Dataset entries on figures
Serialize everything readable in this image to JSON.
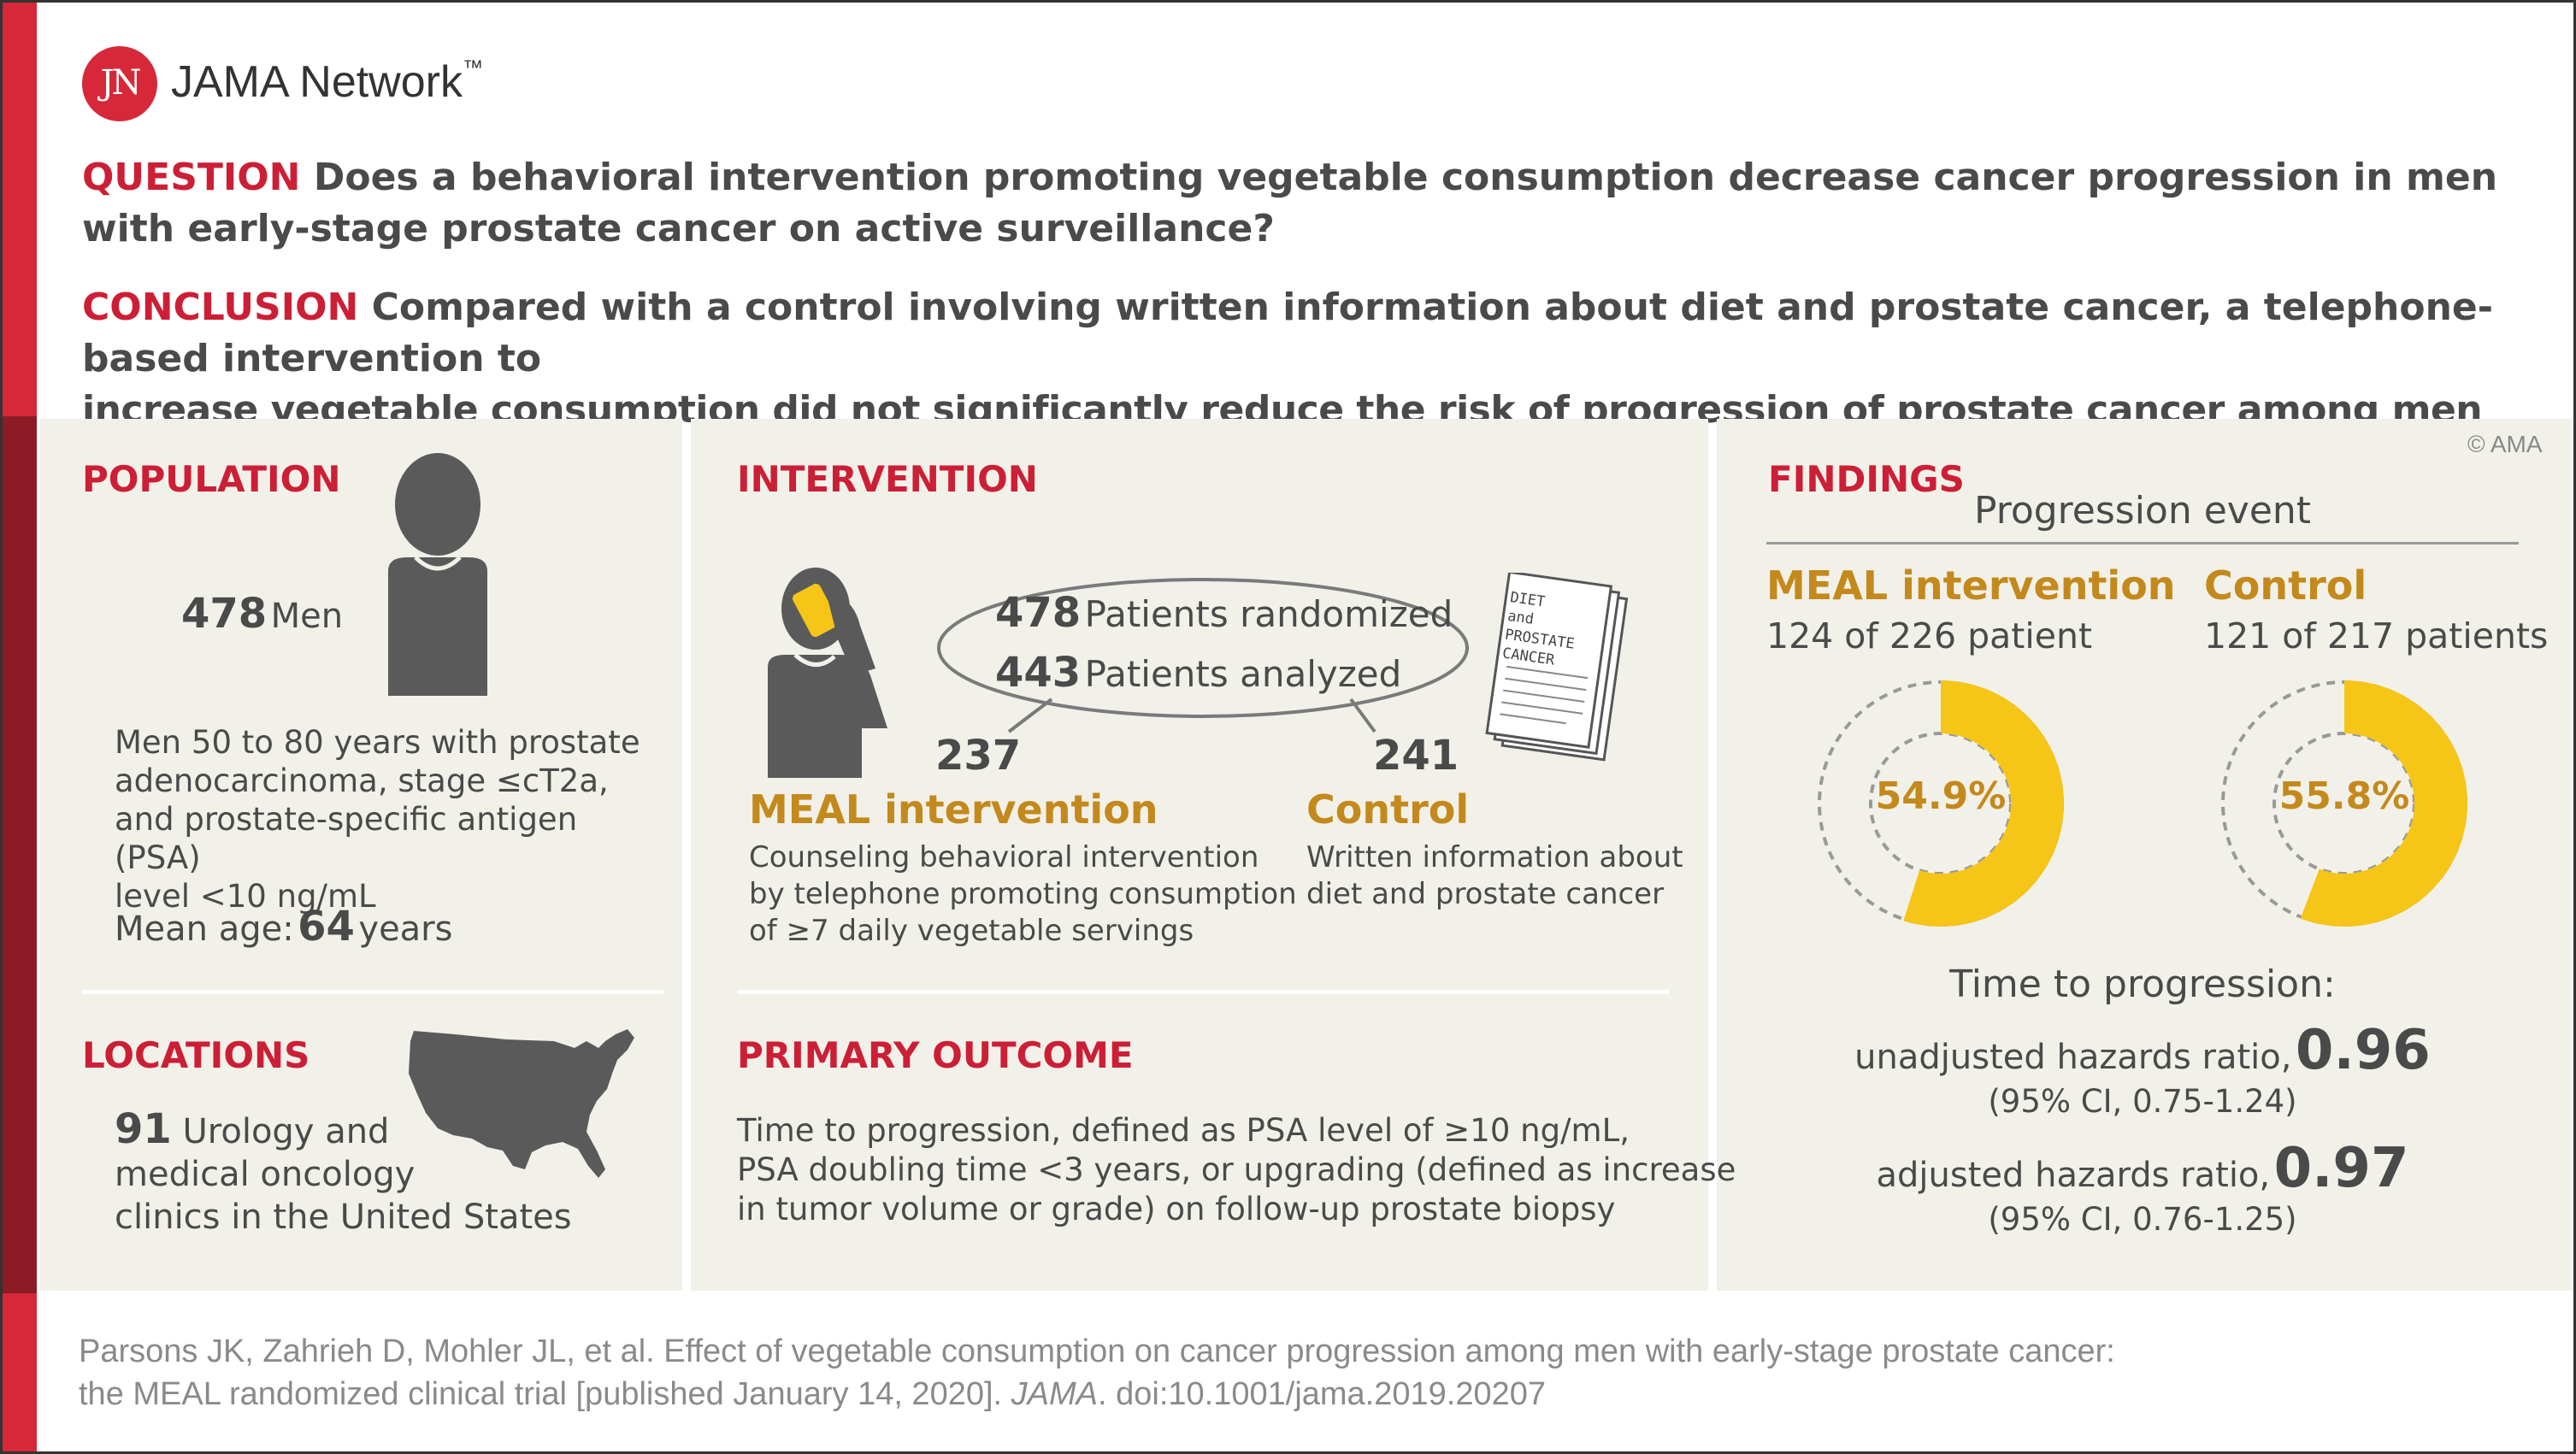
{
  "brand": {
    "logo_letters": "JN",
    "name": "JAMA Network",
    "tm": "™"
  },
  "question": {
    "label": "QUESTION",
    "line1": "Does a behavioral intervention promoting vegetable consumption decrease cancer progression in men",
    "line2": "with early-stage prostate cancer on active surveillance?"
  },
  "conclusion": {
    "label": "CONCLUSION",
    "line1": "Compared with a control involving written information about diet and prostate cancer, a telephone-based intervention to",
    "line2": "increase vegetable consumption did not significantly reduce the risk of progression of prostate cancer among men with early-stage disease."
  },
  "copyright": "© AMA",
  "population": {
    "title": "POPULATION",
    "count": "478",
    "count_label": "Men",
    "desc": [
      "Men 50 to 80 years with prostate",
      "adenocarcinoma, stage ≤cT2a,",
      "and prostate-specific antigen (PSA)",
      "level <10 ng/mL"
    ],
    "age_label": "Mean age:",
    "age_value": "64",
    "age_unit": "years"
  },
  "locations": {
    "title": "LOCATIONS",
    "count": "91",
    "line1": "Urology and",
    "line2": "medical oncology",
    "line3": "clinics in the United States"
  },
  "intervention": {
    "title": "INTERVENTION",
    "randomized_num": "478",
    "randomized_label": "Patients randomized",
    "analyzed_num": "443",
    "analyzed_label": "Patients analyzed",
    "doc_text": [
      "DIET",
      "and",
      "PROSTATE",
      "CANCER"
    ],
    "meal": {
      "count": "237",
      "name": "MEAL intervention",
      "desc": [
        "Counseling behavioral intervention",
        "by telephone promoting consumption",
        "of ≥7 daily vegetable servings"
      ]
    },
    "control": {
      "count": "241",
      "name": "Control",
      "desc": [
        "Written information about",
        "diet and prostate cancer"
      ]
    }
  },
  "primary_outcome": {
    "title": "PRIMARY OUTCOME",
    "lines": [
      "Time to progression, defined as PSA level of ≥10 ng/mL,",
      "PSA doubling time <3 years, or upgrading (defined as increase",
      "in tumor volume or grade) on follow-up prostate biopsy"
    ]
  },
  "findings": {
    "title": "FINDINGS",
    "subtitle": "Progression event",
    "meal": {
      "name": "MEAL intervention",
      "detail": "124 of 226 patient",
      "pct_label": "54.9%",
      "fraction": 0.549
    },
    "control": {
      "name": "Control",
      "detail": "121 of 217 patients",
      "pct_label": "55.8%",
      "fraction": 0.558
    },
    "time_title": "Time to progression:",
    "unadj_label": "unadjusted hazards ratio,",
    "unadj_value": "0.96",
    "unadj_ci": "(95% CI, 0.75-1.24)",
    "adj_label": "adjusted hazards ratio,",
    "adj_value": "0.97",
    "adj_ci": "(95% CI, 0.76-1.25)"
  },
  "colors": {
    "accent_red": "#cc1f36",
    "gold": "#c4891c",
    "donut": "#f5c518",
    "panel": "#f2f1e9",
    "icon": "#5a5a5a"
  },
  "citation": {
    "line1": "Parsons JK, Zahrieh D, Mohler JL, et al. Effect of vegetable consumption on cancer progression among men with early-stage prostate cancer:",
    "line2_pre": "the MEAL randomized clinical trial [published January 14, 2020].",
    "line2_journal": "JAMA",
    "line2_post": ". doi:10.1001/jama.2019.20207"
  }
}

...

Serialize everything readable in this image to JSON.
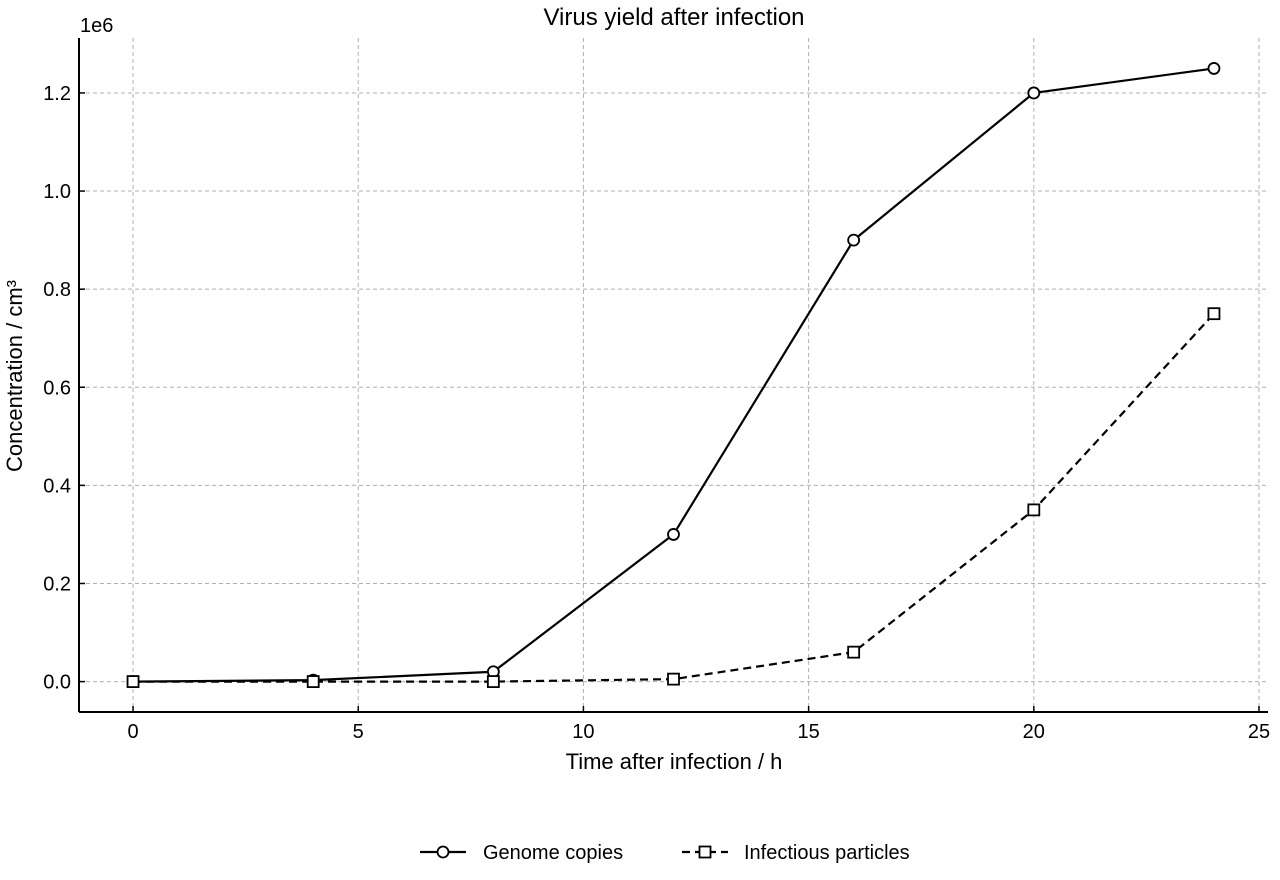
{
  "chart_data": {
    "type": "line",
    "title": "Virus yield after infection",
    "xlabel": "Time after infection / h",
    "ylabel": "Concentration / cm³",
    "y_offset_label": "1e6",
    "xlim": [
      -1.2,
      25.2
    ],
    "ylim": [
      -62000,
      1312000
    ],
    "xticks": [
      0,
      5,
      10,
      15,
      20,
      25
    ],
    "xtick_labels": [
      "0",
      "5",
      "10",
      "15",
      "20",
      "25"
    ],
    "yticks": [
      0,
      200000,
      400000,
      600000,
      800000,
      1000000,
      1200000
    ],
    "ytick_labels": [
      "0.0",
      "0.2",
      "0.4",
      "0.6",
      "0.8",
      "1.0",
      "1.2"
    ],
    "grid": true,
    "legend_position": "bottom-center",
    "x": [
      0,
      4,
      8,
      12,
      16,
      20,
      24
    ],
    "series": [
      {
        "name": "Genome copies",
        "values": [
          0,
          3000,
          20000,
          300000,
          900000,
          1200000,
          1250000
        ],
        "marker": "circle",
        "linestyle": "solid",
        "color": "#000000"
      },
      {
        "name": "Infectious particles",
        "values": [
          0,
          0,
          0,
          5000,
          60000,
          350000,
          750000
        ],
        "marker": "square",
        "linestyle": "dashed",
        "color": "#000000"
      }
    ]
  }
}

Problem requirements
Where does the string "name" appear in the records above? Return every line that holds it.

Response to this task
    "name": "JAMA Network",
      "name": "MEAL intervention",
      "name": "Control",
      "name": "MEAL intervention",
      "name": "Control",
        "name": "Genome copies",
        "name": "Infectious particles",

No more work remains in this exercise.